### Goal of the exercise
Scan the data below for lines holding the word "Hospital", and copy each line found.

[[ Record set, beginning ]]

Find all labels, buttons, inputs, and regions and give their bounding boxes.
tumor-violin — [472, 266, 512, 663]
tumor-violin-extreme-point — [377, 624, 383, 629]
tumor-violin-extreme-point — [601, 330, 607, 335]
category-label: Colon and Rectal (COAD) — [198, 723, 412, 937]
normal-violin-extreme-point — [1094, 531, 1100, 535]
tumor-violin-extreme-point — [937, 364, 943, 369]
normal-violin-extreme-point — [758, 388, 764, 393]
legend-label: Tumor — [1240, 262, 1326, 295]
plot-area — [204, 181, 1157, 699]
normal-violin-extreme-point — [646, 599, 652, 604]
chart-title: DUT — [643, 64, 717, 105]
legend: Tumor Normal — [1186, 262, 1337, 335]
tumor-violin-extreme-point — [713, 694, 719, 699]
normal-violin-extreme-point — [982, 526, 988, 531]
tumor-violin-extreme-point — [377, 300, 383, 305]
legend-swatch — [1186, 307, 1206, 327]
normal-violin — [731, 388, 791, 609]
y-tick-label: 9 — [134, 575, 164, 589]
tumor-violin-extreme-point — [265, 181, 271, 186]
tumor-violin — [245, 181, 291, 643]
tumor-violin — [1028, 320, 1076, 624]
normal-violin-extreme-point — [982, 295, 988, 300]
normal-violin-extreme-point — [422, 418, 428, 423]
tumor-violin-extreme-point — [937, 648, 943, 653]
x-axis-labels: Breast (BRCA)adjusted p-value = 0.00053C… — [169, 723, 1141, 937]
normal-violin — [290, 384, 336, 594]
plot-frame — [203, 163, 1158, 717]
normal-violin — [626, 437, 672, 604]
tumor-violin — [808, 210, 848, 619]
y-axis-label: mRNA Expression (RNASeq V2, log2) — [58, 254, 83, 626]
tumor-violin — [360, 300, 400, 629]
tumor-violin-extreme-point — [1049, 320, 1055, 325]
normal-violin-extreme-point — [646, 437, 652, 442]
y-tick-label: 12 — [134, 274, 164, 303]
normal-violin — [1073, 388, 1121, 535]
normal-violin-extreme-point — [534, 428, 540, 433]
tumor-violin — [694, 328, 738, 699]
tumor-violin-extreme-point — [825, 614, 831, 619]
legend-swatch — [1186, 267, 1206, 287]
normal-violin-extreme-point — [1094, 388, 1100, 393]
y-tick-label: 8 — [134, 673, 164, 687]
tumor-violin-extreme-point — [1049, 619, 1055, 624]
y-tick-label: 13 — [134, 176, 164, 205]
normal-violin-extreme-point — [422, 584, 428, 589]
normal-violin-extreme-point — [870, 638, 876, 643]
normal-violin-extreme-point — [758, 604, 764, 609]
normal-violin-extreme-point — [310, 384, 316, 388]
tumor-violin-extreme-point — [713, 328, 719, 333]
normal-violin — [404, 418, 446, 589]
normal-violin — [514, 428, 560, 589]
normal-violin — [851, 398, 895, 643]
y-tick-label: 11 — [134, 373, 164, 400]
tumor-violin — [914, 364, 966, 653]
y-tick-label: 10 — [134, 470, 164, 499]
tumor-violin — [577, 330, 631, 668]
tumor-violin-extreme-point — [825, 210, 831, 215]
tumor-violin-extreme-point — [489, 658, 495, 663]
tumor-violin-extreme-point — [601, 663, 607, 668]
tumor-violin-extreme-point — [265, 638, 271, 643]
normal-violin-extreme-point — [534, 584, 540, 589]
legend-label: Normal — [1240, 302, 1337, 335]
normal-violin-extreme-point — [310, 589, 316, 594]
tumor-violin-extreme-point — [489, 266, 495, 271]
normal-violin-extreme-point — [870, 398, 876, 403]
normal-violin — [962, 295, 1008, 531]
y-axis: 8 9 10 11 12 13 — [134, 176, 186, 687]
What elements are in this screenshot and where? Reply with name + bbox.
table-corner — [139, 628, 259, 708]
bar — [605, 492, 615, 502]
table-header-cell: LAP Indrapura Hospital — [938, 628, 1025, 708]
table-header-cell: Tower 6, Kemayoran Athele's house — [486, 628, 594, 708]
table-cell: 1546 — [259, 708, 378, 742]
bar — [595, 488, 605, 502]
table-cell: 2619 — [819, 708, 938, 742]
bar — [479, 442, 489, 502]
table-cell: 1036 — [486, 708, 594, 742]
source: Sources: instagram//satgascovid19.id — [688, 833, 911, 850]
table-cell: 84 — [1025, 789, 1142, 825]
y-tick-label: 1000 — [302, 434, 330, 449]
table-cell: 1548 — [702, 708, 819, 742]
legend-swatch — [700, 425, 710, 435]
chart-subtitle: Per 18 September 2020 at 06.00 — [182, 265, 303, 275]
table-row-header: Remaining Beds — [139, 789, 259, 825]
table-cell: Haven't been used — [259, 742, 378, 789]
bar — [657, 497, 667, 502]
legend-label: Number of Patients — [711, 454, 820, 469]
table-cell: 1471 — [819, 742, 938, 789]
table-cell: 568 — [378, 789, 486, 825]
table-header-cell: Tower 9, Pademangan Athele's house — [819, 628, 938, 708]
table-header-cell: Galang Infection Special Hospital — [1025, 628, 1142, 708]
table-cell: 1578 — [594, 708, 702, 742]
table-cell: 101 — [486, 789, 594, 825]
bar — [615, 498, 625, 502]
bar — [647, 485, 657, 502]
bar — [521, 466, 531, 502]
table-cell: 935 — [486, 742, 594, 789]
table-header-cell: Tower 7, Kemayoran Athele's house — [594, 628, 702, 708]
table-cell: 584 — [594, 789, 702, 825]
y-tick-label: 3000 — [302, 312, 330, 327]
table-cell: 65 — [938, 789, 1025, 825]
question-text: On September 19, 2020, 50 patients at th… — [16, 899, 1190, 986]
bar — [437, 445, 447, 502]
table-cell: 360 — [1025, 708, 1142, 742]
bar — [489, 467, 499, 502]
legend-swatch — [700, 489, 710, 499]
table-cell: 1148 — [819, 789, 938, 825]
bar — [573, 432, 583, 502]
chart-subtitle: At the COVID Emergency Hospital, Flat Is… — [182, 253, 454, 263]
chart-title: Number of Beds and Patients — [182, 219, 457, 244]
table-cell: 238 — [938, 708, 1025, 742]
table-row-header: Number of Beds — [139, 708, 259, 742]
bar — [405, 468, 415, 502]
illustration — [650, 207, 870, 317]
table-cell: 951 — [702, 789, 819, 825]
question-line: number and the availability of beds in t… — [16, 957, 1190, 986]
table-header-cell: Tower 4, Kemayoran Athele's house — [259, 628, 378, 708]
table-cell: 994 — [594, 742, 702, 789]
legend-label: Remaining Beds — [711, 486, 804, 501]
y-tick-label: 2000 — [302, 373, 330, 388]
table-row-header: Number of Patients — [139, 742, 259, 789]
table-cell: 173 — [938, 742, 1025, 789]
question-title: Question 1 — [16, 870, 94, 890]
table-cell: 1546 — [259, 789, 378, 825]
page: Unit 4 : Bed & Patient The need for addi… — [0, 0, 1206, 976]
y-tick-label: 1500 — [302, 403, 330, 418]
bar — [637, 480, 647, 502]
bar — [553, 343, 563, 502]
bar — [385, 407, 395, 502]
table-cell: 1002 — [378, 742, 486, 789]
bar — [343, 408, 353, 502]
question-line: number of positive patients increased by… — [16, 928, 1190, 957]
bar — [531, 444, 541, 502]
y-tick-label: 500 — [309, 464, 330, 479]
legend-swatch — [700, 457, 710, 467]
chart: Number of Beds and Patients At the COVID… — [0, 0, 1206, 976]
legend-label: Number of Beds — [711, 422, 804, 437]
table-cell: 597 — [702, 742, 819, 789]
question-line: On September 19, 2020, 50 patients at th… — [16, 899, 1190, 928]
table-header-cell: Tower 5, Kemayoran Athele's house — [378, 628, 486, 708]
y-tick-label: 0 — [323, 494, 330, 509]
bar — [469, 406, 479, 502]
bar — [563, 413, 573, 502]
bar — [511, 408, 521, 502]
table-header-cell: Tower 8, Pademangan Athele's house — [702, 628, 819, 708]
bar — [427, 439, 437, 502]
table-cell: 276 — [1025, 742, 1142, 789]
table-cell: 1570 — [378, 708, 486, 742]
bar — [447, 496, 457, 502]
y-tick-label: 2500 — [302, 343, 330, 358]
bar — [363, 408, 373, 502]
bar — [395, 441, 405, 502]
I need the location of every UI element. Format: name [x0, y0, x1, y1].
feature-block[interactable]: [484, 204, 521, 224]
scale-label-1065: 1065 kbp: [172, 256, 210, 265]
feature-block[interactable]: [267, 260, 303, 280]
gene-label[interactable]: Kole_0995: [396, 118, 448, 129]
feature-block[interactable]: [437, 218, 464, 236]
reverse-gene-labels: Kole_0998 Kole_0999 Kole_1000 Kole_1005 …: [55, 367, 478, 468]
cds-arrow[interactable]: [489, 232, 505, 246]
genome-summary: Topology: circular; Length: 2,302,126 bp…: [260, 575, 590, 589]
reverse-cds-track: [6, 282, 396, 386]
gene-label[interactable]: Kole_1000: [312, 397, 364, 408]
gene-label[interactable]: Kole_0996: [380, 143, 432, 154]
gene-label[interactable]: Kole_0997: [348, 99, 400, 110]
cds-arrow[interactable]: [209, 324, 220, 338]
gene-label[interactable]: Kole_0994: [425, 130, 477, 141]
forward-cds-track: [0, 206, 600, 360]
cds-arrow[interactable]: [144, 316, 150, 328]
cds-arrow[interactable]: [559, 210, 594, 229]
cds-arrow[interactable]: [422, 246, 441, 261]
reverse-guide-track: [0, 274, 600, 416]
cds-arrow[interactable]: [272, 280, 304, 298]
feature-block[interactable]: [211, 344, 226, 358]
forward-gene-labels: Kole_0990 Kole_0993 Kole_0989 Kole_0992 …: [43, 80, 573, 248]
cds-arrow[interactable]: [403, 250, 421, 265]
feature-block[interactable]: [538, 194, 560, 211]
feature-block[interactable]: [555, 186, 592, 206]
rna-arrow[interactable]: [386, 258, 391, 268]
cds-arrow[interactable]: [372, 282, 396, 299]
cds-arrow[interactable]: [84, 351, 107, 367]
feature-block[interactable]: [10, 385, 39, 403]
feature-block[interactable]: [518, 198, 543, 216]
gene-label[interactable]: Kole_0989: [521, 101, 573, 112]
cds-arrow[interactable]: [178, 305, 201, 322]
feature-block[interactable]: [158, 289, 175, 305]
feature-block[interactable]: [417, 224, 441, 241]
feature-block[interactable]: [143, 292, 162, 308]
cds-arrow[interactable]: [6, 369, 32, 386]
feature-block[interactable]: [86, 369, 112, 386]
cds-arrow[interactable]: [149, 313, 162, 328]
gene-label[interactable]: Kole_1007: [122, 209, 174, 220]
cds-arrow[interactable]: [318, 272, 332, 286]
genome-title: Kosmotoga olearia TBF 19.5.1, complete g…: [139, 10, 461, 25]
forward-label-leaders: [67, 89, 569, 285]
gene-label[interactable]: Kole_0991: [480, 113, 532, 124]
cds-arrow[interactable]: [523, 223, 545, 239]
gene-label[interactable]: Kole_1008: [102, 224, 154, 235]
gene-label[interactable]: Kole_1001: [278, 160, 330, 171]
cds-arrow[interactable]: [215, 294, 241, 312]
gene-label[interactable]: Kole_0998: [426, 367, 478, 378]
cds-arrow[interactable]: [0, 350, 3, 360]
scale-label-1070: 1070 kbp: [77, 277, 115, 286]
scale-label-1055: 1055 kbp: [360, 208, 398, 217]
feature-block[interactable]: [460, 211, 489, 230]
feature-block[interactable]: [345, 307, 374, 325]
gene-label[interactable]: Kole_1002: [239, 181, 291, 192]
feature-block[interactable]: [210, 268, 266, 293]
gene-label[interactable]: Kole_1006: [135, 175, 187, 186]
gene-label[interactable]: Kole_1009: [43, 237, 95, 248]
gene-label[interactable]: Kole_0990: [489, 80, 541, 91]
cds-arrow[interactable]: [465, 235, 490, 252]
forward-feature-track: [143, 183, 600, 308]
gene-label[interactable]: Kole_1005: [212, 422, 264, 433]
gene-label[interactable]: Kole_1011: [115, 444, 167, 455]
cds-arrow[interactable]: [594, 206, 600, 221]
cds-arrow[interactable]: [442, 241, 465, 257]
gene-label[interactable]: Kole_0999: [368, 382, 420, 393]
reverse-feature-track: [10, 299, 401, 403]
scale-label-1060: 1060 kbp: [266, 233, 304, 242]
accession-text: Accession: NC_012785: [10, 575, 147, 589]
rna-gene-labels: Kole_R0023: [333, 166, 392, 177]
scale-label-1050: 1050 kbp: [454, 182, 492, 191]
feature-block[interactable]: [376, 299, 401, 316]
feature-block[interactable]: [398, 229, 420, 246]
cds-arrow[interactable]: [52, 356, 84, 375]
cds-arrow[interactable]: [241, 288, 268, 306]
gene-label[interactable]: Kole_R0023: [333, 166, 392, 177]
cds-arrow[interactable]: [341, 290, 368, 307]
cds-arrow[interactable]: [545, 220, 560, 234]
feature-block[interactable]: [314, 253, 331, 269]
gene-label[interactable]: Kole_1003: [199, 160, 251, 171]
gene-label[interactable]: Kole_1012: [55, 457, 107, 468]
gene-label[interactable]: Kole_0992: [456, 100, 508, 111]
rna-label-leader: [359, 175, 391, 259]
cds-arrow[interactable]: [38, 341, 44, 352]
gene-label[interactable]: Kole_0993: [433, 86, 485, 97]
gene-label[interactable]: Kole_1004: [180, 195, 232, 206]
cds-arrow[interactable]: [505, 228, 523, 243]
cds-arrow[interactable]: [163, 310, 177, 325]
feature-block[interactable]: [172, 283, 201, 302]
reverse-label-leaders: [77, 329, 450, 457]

[[ Record set, end ]]

### Response to the exercise
table-header-cell: LAP Indrapura Hospital — [938, 628, 1025, 708]
table-header-cell: Galang Infection Special Hospital — [1025, 628, 1142, 708]
chart-subtitle: At the COVID Emergency Hospital, Flat Is… — [182, 253, 454, 263]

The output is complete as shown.